文書抜粋:
▬▬▬▬▬▬▬▬▬▬

どこの国も、行ってみるまでは怖く思えて仕方がない。だけど、インドでさえこうなんだから、きっとこの世にはそんなに変わった国もないし、そんなに変わっている人もいないんだろう。秘境や辺境などと呼ばれる場所でも、住んでいる人にしてみればごくごく普通にそこで暮らしているだけの話で、変わった場所だと思い込んでいるのは、そこに行ったことのない人の偏見なのに違いなかった。
私はずっと「スゴい人」になりたいと思っていたし、スゴい人になるには、何か「スゴいこと」をしなくてはいけないとも思っていた。でもこの世には、そんなにスゴい人も、そんなにエラい人もいないように思えてきた。世界中どこの国の人も「メシ食ってクソして寝る」毎日を過ごしていて、私の生活とそう変わりはない。みんな、たまたま生まれた場所で、それぞれの普通を生きているだけなのだ。

バラナシで過ごした間、毎朝のようにガンジス河に昇る太陽を前にして、私は自分自身という存在を忘れ、大自然の一部になったように感じられていたことを思いだしていた。自分がちっぽけな、取るに足らない存在だということを受け入れたことで、逆に私はもっともっと大きくなれる可能性を手に入れたような気がする。

 

 

自分を受け入れるって本当に大事なんだね。

~おわりに〜
考えてみれば、出会う人、出会う人、今度いつ会えるか分からない人ばかりです。友達なら、「まぁ、また会えるだろう」なんていうふうに油断していますが、その時のその人に会えるのは、本当に「その時」だけなのです。旅先で出会った友人とだって、「そのうちゆっくり会おうよ」なんて言いながら、月日が流れてしまったように。

▬▬▬▬▬▬▬▬▬▬

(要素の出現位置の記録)
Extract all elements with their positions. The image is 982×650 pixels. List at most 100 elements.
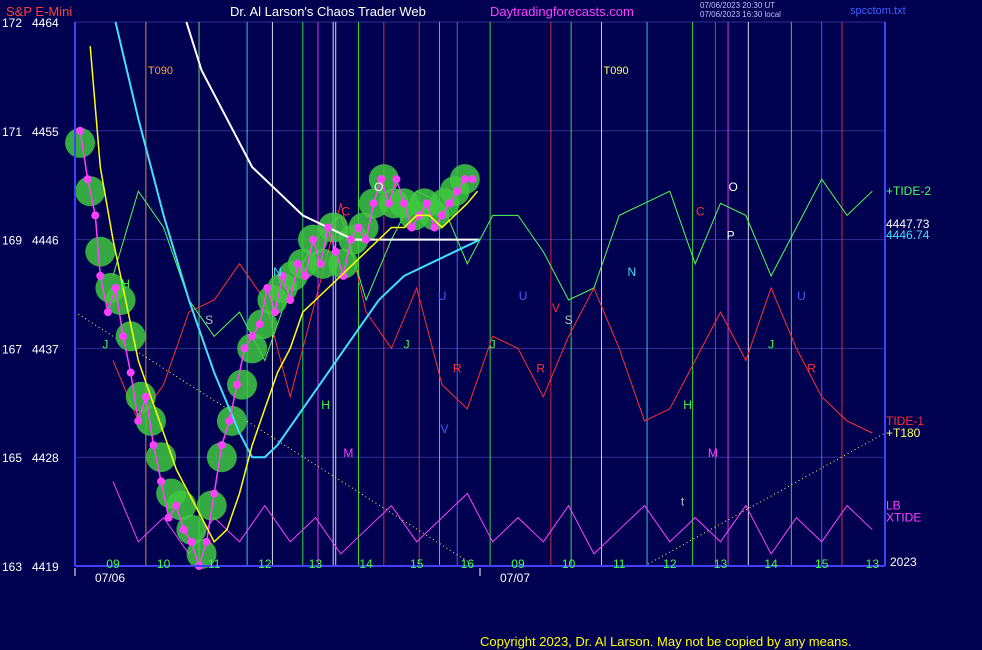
price-point <box>126 368 135 377</box>
price-point <box>308 235 317 244</box>
planet-marker: J <box>768 337 774 351</box>
planet-marker: H <box>321 398 330 412</box>
planet-marker: O <box>374 180 383 194</box>
x-tick-hour: 13 <box>714 557 728 571</box>
x-date-label: 07/07 <box>500 571 530 585</box>
y-tick-price: 4437 <box>32 342 59 356</box>
x-tick-hour: 14 <box>764 557 778 571</box>
price-point <box>76 126 85 135</box>
y-tick-price: 4428 <box>32 451 59 465</box>
price-point <box>438 211 447 220</box>
series-xtide <box>112 481 873 555</box>
series-tide-2 <box>112 178 873 362</box>
price-point <box>453 187 462 196</box>
planet-marker: H <box>683 398 692 412</box>
price-point <box>293 259 302 268</box>
planet-marker: J <box>404 337 410 351</box>
right-series-label: XTIDE <box>886 511 921 525</box>
x-tick-hour: 15 <box>410 557 424 571</box>
y-tick-index: 169 <box>2 234 22 248</box>
x-date-label: 07/06 <box>95 571 125 585</box>
planet-marker: O <box>728 180 737 194</box>
series-tide-1 <box>112 203 873 434</box>
planet-marker: S <box>205 313 213 327</box>
x-tick-hour: 12 <box>258 557 272 571</box>
x-tick-hour: 11 <box>613 557 626 571</box>
right-series-label: +TIDE-2 <box>886 184 931 198</box>
price-point <box>233 380 241 389</box>
price-point <box>369 199 378 208</box>
price-point <box>83 175 92 184</box>
price-point <box>157 477 166 486</box>
planet-marker: V <box>441 422 449 436</box>
price-point <box>149 441 158 450</box>
price-point <box>263 283 272 292</box>
price-point <box>202 537 211 546</box>
x-tick-hour: 15 <box>815 557 829 571</box>
price-point <box>141 392 150 401</box>
planet-marker: R <box>536 362 545 376</box>
price-point <box>301 271 310 280</box>
x-tick-hour: 13 <box>309 557 323 571</box>
price-point <box>392 175 401 184</box>
planet-marker: t <box>681 495 685 509</box>
y-tick-index: 163 <box>2 560 22 574</box>
price-point <box>346 235 355 244</box>
price-point <box>91 211 100 220</box>
planet-marker: V <box>552 301 560 315</box>
price-point <box>316 259 325 268</box>
planet-marker: H <box>121 277 130 291</box>
planet-marker: R <box>807 362 816 376</box>
x-tick-hour: 11 <box>208 557 221 571</box>
price-point <box>460 175 469 184</box>
price-point <box>103 308 112 317</box>
green-band-blob <box>227 369 258 400</box>
price-point <box>407 223 416 232</box>
planet-marker: J <box>102 337 108 351</box>
price-point <box>430 223 439 232</box>
right-series-label: +T180 <box>886 426 921 440</box>
y-tick-price: 4464 <box>32 16 59 30</box>
price-point <box>331 247 340 256</box>
price-point <box>445 199 454 208</box>
planet-marker: S <box>565 313 573 327</box>
planet-marker: P <box>727 229 735 243</box>
y-tick-index: 172 <box>2 16 22 30</box>
price-point <box>384 199 393 208</box>
x-tick-hour: 10 <box>157 557 171 571</box>
y-tick-price: 4455 <box>32 125 59 139</box>
price-point <box>187 537 196 546</box>
price-point <box>422 199 431 208</box>
x-tick-hour: 09 <box>106 557 120 571</box>
y-tick-price: 4419 <box>32 560 59 574</box>
price-point <box>210 489 219 498</box>
planet-marker: N <box>628 265 637 279</box>
price-point <box>354 223 363 232</box>
price-point <box>179 525 188 534</box>
copyright-notice: Copyright 2023, Dr. Al Larson. May not b… <box>480 634 852 649</box>
price-point <box>96 271 105 280</box>
x-tick-hour: 16 <box>461 557 475 571</box>
planet-marker: U <box>797 289 806 303</box>
planet-marker: U <box>519 289 528 303</box>
y-tick-price: 4446 <box>32 234 59 248</box>
price-point <box>255 320 264 329</box>
right-series-label: 4446.74 <box>886 228 930 242</box>
y-tick-index: 167 <box>2 342 22 356</box>
planet-marker: J <box>490 337 496 351</box>
price-point <box>164 513 173 522</box>
x-tick-hour: 09 <box>511 557 525 571</box>
planet-marker: M <box>343 446 353 460</box>
planet-marker: R <box>453 362 462 376</box>
price-point <box>400 199 409 208</box>
x-tick-hour: 13 <box>866 557 880 571</box>
x-tick-hour: 12 <box>663 557 677 571</box>
price-point <box>119 332 128 341</box>
time-line-label: T090 <box>604 65 629 77</box>
green-band-blob <box>85 236 116 267</box>
planet-marker: N <box>273 265 282 279</box>
y-tick-index: 171 <box>2 125 22 139</box>
price-point <box>240 344 249 353</box>
y-tick-index: 165 <box>2 451 22 465</box>
chaos-chart: T090 T090JHSNHCMOJURVJURVSNHCMtOPJUR163 44… <box>2 16 931 585</box>
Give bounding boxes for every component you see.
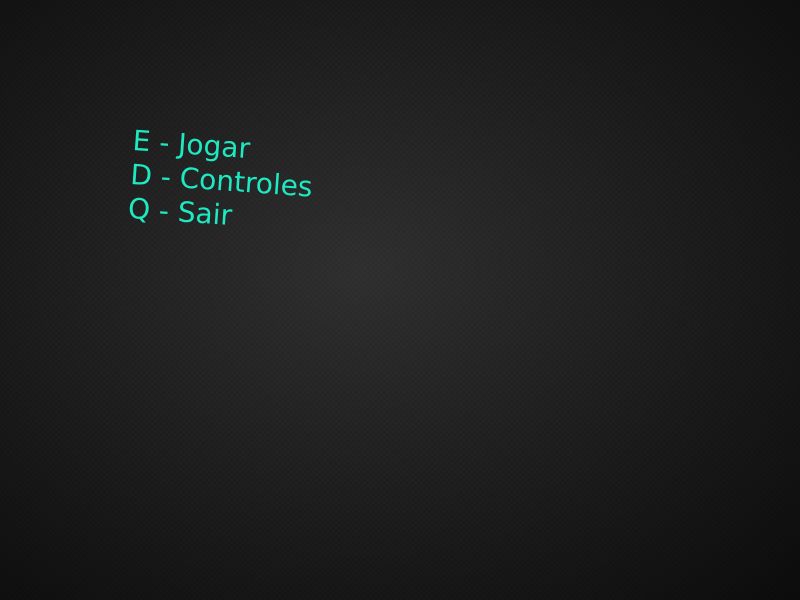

▬▬▬▬▬▬▬▬▬▬

実施する作業:
A. 旅の回想文のうち、「私はずっと「スゴい人」になり」で始まり「普通を生きているだけなのだ。」で終わる部分を一字一句そのまま書き写してください。
B. 旅の回想文に出てくる固有の地名をすべて挙げてください。
C. 旅の回想文の最後の文に続けて、その先の文章を書いてください。

記述回答:
A.
私はずっと「スゴい人」になりたいと思っていたし、スゴい人になるには、何か「スゴいこと」をしなくてはいけないとも思っていた。でもこの世には、そんなにスゴい人も、そんなにエラい人もいないように思えてきた。世界中どこの国の人も「メシ食ってクソして寝る」毎日を過ごしていて、私の生活とそう変わりはない。みんな、たまたま生まれた場所で、それぞれの普通を生きているだけなのだ。

B. インド、バラナシ、ガンジス河

C.
人は、すべては永遠に続くものだと、心のどこかで思っています。昨日に変わらない今日があって、今日に変わらない明日があって、そうやって毎日がずっと続いていくような気がしています。でも本当は、永遠なんてこの世にありません。人も自分自身も、変わり続けています。親も恋人や友達との関係だって、時を経て、少しずつ形を変えていくように、すべてちょっとずつちょっとずつ、その変化に気づかないぐらいの速さで、変わり続けています。毎日は当然のようにやって来るから、ほっといても朝が来てほっといても夜になるから、日常の重みを時に忘れてしまいそうになるけど、本当はいつだってかけがえのない時間が絶え間なく流れていて、そんな中で、私たちは生きています。胸が痛いほど、切ない時を。噛みしめる間もないほど、生き急ぎながら。

 

日本にいると、清潔だし、安全だし、守られてるから、いつもの毎日がやって来ることが当たり前になってしまうのは、当然だと思う。でも一歩、違う環境に飛び出した時や、想像していなかった出来事が起こった時、私たちがこうして当たり前のように食事をして、生活できていることや、仕事ができて、お金がもらえていることがいかに凄いかに気づくことができる。

日々感謝して生きようと思わせてくれる感動の1冊でした。